▼
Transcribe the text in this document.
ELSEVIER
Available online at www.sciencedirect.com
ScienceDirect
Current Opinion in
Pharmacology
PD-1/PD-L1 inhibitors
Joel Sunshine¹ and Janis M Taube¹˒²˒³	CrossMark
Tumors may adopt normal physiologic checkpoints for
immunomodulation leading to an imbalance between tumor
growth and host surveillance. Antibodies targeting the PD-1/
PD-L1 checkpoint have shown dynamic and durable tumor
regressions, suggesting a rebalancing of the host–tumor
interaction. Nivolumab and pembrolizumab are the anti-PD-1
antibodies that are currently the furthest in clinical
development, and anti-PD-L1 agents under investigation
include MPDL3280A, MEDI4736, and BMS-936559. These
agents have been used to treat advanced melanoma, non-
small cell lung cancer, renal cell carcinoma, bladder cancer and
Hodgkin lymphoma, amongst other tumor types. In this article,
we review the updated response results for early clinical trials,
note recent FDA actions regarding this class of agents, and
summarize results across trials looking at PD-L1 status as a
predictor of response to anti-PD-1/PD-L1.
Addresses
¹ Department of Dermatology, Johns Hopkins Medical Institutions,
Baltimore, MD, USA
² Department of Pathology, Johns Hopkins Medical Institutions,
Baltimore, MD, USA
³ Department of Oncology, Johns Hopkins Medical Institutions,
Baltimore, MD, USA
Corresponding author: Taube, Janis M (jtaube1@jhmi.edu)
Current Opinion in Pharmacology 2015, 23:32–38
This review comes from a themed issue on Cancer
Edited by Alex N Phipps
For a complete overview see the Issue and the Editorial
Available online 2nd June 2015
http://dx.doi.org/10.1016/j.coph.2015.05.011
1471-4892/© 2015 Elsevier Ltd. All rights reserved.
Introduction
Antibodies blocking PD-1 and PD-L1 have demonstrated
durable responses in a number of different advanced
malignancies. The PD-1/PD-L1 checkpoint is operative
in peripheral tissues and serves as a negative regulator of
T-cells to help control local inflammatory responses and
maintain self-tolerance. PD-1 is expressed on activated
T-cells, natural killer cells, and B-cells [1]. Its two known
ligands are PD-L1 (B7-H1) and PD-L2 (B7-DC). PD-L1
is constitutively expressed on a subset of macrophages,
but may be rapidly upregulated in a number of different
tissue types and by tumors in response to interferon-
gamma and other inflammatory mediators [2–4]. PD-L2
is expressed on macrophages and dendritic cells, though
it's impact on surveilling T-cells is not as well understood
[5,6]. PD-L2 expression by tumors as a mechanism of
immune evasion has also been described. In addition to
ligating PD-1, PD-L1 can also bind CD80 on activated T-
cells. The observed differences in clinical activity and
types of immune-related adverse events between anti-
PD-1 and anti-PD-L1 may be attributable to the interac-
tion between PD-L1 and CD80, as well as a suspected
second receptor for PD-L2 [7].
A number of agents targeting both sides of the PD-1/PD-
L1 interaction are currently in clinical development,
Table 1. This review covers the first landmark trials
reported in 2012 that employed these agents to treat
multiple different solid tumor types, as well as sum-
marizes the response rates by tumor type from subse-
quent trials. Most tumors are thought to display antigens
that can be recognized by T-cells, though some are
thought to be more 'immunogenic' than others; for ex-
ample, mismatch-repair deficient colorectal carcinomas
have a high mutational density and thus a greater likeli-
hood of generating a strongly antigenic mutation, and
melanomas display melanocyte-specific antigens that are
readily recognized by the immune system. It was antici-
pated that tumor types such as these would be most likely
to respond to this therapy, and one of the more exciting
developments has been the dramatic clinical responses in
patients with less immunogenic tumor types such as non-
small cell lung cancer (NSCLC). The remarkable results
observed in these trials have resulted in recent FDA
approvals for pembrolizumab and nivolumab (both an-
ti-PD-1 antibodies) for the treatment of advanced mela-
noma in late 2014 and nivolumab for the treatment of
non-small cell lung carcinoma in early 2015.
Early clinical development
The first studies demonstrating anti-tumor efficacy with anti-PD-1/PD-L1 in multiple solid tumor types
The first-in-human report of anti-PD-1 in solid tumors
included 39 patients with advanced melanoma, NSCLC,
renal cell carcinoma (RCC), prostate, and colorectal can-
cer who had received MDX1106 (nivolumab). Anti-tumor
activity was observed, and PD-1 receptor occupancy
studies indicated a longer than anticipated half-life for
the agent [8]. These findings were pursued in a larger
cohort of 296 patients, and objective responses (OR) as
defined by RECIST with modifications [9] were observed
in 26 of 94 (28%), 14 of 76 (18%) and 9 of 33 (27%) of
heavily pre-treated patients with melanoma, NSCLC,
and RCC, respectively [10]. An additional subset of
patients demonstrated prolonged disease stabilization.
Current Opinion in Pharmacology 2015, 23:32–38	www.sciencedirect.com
▲
▼
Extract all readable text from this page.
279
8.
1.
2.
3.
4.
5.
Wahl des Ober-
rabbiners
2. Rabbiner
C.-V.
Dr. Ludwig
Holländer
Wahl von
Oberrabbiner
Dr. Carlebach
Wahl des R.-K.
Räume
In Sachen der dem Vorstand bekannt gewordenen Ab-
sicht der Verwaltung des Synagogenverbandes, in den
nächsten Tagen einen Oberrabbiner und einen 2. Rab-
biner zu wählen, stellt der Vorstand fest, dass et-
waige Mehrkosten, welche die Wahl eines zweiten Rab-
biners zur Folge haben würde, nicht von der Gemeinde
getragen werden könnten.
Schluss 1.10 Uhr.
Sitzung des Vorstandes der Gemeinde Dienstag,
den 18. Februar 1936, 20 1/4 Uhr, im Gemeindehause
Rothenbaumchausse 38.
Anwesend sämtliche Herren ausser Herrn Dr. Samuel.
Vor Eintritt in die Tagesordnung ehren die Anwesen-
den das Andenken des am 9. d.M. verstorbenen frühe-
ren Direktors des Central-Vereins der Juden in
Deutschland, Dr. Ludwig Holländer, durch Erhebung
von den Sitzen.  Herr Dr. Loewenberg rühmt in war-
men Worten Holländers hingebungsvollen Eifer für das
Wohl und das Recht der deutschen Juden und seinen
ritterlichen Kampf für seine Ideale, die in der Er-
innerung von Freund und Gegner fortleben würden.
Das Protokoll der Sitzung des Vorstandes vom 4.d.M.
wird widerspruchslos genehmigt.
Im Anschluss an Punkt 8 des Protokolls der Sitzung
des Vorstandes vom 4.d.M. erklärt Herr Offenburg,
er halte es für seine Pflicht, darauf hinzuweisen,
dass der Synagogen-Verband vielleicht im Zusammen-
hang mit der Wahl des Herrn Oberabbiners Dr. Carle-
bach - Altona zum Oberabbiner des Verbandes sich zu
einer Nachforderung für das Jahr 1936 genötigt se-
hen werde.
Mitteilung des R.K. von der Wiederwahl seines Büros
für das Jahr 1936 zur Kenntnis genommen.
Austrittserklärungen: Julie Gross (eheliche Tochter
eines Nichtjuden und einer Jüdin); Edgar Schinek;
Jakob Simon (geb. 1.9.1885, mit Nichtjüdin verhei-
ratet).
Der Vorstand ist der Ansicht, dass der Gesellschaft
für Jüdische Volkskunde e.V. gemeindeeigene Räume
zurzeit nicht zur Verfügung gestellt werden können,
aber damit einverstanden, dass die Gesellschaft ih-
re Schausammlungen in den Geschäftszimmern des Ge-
▲
▼
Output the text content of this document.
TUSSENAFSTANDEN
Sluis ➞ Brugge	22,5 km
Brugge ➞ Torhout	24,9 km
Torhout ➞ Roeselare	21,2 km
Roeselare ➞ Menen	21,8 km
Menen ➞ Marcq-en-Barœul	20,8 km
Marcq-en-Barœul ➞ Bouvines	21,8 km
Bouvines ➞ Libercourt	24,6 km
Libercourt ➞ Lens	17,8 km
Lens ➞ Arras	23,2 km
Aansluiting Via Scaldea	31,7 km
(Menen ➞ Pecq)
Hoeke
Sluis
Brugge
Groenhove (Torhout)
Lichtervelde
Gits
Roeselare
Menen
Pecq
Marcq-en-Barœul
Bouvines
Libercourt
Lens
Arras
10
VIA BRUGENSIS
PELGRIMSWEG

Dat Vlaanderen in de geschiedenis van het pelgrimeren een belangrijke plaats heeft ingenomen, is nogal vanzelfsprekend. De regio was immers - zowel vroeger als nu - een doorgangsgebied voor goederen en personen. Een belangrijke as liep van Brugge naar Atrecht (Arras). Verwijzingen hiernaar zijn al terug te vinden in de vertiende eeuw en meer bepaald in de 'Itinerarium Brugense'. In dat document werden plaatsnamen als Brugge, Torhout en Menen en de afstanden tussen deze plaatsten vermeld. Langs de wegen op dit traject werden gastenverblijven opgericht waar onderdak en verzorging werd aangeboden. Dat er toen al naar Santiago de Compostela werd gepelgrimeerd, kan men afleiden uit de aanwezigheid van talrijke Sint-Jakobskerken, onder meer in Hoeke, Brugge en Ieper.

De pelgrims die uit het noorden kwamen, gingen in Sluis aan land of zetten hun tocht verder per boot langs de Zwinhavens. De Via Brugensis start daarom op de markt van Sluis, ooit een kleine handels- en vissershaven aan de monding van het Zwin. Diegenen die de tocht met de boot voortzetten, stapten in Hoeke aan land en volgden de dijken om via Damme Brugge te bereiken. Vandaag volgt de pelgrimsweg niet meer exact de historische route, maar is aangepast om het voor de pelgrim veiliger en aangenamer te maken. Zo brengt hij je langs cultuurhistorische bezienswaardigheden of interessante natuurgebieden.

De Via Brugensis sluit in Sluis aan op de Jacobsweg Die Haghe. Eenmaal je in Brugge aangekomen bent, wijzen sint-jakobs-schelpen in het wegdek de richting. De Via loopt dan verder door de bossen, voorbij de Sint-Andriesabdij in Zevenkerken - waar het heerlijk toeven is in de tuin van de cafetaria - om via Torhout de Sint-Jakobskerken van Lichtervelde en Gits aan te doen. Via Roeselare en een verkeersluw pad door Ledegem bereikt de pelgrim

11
▲
◆ Your assignment ◆
Show every line in the entries where the string "text" occurs.

◆ Written response ◆
Transcribe the text in this document.
Extract all readable text from this page.
Output the text content of this document.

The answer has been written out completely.